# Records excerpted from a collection
Segment Open
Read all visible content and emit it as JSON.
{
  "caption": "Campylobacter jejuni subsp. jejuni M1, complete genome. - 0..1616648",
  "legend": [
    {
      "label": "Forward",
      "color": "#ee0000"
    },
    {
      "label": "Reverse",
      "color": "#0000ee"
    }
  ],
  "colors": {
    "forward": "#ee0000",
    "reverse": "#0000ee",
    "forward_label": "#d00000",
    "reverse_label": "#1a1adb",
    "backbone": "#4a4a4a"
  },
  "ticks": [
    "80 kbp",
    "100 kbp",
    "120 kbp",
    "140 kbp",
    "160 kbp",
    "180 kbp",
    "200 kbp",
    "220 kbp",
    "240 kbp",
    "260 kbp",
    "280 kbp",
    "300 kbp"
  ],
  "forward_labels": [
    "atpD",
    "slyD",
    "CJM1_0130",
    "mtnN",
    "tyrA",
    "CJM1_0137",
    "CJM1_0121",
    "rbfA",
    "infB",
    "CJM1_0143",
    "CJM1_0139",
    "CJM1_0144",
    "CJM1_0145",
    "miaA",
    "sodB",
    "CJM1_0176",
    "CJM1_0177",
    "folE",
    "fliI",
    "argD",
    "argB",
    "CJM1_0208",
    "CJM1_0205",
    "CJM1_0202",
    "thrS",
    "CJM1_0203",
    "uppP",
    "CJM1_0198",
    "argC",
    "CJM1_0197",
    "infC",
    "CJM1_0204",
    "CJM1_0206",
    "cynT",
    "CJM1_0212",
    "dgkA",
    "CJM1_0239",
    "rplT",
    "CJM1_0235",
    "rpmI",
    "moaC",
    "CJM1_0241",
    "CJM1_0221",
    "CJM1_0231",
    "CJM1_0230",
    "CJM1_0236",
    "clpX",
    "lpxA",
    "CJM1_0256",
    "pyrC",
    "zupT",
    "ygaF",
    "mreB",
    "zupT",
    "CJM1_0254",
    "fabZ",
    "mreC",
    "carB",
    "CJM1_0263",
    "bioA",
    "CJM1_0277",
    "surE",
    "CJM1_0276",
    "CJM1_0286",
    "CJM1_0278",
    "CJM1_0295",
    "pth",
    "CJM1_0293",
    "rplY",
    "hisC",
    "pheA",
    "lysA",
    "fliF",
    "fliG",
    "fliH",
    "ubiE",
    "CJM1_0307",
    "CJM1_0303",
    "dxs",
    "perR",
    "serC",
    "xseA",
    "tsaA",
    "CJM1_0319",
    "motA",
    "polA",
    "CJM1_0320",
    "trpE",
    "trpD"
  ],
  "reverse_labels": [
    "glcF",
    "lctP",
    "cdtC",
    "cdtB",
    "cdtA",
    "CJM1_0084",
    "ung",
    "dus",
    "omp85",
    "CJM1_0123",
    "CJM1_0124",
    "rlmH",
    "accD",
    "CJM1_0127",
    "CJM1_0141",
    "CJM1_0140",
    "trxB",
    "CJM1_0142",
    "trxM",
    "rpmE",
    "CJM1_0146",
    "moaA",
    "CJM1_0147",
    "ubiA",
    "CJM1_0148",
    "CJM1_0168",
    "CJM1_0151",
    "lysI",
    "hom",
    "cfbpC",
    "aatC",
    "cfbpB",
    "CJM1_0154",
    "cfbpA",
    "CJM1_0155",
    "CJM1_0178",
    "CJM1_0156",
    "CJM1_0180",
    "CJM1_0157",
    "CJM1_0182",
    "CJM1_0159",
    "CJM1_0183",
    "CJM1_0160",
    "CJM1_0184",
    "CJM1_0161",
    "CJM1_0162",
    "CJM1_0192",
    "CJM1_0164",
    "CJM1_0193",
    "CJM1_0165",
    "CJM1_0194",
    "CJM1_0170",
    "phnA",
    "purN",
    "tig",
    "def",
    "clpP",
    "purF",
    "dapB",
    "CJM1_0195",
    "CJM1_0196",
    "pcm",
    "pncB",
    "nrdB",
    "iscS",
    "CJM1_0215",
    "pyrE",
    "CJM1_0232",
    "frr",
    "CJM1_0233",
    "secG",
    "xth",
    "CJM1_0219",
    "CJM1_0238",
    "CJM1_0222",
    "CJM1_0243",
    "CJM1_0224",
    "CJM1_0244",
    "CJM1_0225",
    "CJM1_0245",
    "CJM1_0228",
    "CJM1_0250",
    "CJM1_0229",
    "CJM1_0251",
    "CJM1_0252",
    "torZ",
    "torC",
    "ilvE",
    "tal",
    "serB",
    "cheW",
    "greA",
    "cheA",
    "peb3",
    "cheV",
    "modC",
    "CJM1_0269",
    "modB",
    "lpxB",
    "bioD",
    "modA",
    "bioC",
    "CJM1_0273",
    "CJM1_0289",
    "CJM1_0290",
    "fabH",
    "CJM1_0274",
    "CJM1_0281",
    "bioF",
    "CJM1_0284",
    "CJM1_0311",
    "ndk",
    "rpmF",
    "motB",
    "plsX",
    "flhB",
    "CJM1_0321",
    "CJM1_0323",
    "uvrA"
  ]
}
Segment Closed
# About this exercise
All entries above are to be repeated verbatim, down to the last line.

# Answer below
Read all visible content and emit it as JSON.
{
  "caption": "Campylobacter jejuni subsp. jejuni M1, complete genome. - 0..1616648",
  "legend": [
    {
      "label": "Forward",
      "color": "#ee0000"
    },
    {
      "label": "Reverse",
      "color": "#0000ee"
    }
  ],
  "colors": {
    "forward": "#ee0000",
    "reverse": "#0000ee",
    "forward_label": "#d00000",
    "reverse_label": "#1a1adb",
    "backbone": "#4a4a4a"
  },
  "ticks": [
    "80 kbp",
    "100 kbp",
    "120 kbp",
    "140 kbp",
    "160 kbp",
    "180 kbp",
    "200 kbp",
    "220 kbp",
    "240 kbp",
    "260 kbp",
    "280 kbp",
    "300 kbp"
  ],
  "forward_labels": [
    "atpD",
    "slyD",
    "CJM1_0130",
    "mtnN",
    "tyrA",
    "CJM1_0137",
    "CJM1_0121",
    "rbfA",
    "infB",
    "CJM1_0143",
    "CJM1_0139",
    "CJM1_0144",
    "CJM1_0145",
    "miaA",
    "sodB",
    "CJM1_0176",
    "CJM1_0177",
    "folE",
    "fliI",
    "argD",
    "argB",
    "CJM1_0208",
    "CJM1_0205",
    "CJM1_0202",
    "thrS",
    "CJM1_0203",
    "uppP",
    "CJM1_0198",
    "argC",
    "CJM1_0197",
    "infC",
    "CJM1_0204",
    "CJM1_0206",
    "cynT",
    "CJM1_0212",
    "dgkA",
    "CJM1_0239",
    "rplT",
    "CJM1_0235",
    "rpmI",
    "moaC",
    "CJM1_0241",
    "CJM1_0221",
    "CJM1_0231",
    "CJM1_0230",
    "CJM1_0236",
    "clpX",
    "lpxA",
    "CJM1_0256",
    "pyrC",
    "zupT",
    "ygaF",
    "mreB",
    "zupT",
    "CJM1_0254",
    "fabZ",
    "mreC",
    "carB",
    "CJM1_0263",
    "bioA",
    "CJM1_0277",
    "surE",
    "CJM1_0276",
    "CJM1_0286",
    "CJM1_0278",
    "CJM1_0295",
    "pth",
    "CJM1_0293",
    "rplY",
    "hisC",
    "pheA",
    "lysA",
    "fliF",
    "fliG",
    "fliH",
    "ubiE",
    "CJM1_0307",
    "CJM1_0303",
    "dxs",
    "perR",
    "serC",
    "xseA",
    "tsaA",
    "CJM1_0319",
    "motA",
    "polA",
    "CJM1_0320",
    "trpE",
    "trpD"
  ],
  "reverse_labels": [
    "glcF",
    "lctP",
    "cdtC",
    "cdtB",
    "cdtA",
    "CJM1_0084",
    "ung",
    "dus",
    "omp85",
    "CJM1_0123",
    "CJM1_0124",
    "rlmH",
    "accD",
    "CJM1_0127",
    "CJM1_0141",
    "CJM1_0140",
    "trxB",
    "CJM1_0142",
    "trxM",
    "rpmE",
    "CJM1_0146",
    "moaA",
    "CJM1_0147",
    "ubiA",
    "CJM1_0148",
    "CJM1_0168",
    "CJM1_0151",
    "lysI",
    "hom",
    "cfbpC",
    "aatC",
    "cfbpB",
    "CJM1_0154",
    "cfbpA",
    "CJM1_0155",
    "CJM1_0178",
    "CJM1_0156",
    "CJM1_0180",
    "CJM1_0157",
    "CJM1_0182",
    "CJM1_0159",
    "CJM1_0183",
    "CJM1_0160",
    "CJM1_0184",
    "CJM1_0161",
    "CJM1_0162",
    "CJM1_0192",
    "CJM1_0164",
    "CJM1_0193",
    "CJM1_0165",
    "CJM1_0194",
    "CJM1_0170",
    "phnA",
    "purN",
    "tig",
    "def",
    "clpP",
    "purF",
    "dapB",
    "CJM1_0195",
    "CJM1_0196",
    "pcm",
    "pncB",
    "nrdB",
    "iscS",
    "CJM1_0215",
    "pyrE",
    "CJM1_0232",
    "frr",
    "CJM1_0233",
    "secG",
    "xth",
    "CJM1_0219",
    "CJM1_0238",
    "CJM1_0222",
    "CJM1_0243",
    "CJM1_0224",
    "CJM1_0244",
    "CJM1_0225",
    "CJM1_0245",
    "CJM1_0228",
    "CJM1_0250",
    "CJM1_0229",
    "CJM1_0251",
    "CJM1_0252",
    "torZ",
    "torC",
    "ilvE",
    "tal",
    "serB",
    "cheW",
    "greA",
    "cheA",
    "peb3",
    "cheV",
    "modC",
    "CJM1_0269",
    "modB",
    "lpxB",
    "bioD",
    "modA",
    "bioC",
    "CJM1_0273",
    "CJM1_0289",
    "CJM1_0290",
    "fabH",
    "CJM1_0274",
    "CJM1_0281",
    "bioF",
    "CJM1_0284",
    "CJM1_0311",
    "ndk",
    "rpmF",
    "motB",
    "plsX",
    "flhB",
    "CJM1_0321",
    "CJM1_0323",
    "uvrA"
  ]
}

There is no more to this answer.